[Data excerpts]
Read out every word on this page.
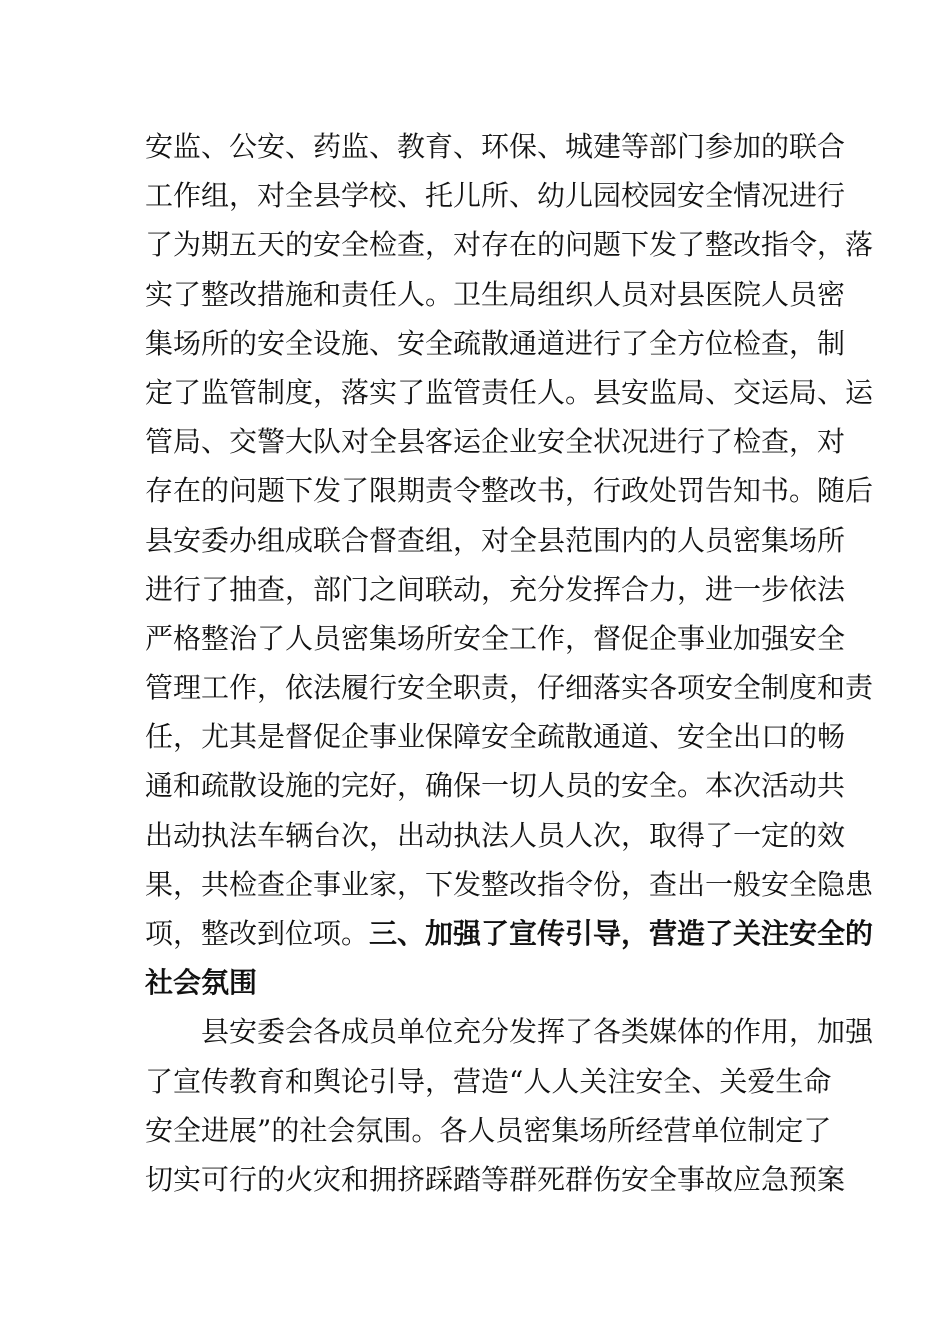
安监、公安、药监、教育、环保、城建等部门参加的联合
工作组，对全县学校、托儿所、幼儿园校园安全情况进行
了为期五天的安全检查，对存在的问题下发了整改指令，落
实了整改措施和责任人。卫生局组织人员对县医院人员密
集场所的安全设施、安全疏散通道进行了全方位检查，制
定了监管制度，落实了监管责任人。县安监局、交运局、运
管局、交警大队对全县客运企业安全状况进行了检查，对
存在的问题下发了限期责令整改书，行政处罚告知书。随后
县安委办组成联合督查组，对全县范围内的人员密集场所
进行了抽查，部门之间联动，充分发挥合力，进一步依法
严格整治了人员密集场所安全工作，督促企事业加强安全
管理工作，依法履行安全职责，仔细落实各项安全制度和责
任，尤其是督促企事业保障安全疏散通道、安全出口的畅
通和疏散设施的完好，确保一切人员的安全。本次活动共
出动执法车辆台次，出动执法人员人次，取得了一定的效
果，共检查企事业家，下发整改指令份，查出一般安全隐患
项，整改到位项。三、加强了宣传引导，营造了关注安全的
社会氛围
县安委会各成员单位充分发挥了各类媒体的作用，加强
了宣传教育和舆论引导，营造“人人关注安全、关爱生命
安全进展”的社会氛围。各人员密集场所经营单位制定了
切实可行的火灾和拥挤踩踏等群死群伤安全事故应急预案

**SHORT EXERCISE**
Reproduce the data word for word, excluding its pictures.

**PROBLEM SOLUTION**
Read out every word on this page.
安监、公安、药监、教育、环保、城建等部门参加的联合
工作组，对全县学校、托儿所、幼儿园校园安全情况进行
了为期五天的安全检查，对存在的问题下发了整改指令，落
实了整改措施和责任人。卫生局组织人员对县医院人员密
集场所的安全设施、安全疏散通道进行了全方位检查，制
定了监管制度，落实了监管责任人。县安监局、交运局、运
管局、交警大队对全县客运企业安全状况进行了检查，对
存在的问题下发了限期责令整改书，行政处罚告知书。随后
县安委办组成联合督查组，对全县范围内的人员密集场所
进行了抽查，部门之间联动，充分发挥合力，进一步依法
严格整治了人员密集场所安全工作，督促企事业加强安全
管理工作，依法履行安全职责，仔细落实各项安全制度和责
任，尤其是督促企事业保障安全疏散通道、安全出口的畅
通和疏散设施的完好，确保一切人员的安全。本次活动共
出动执法车辆台次，出动执法人员人次，取得了一定的效
果，共检查企事业家，下发整改指令份，查出一般安全隐患
项，整改到位项。三、加强了宣传引导，营造了关注安全的
社会氛围
县安委会各成员单位充分发挥了各类媒体的作用，加强
了宣传教育和舆论引导，营造“人人关注安全、关爱生命
安全进展”的社会氛围。各人员密集场所经营单位制定了
切实可行的火灾和拥挤踩踏等群死群伤安全事故应急预案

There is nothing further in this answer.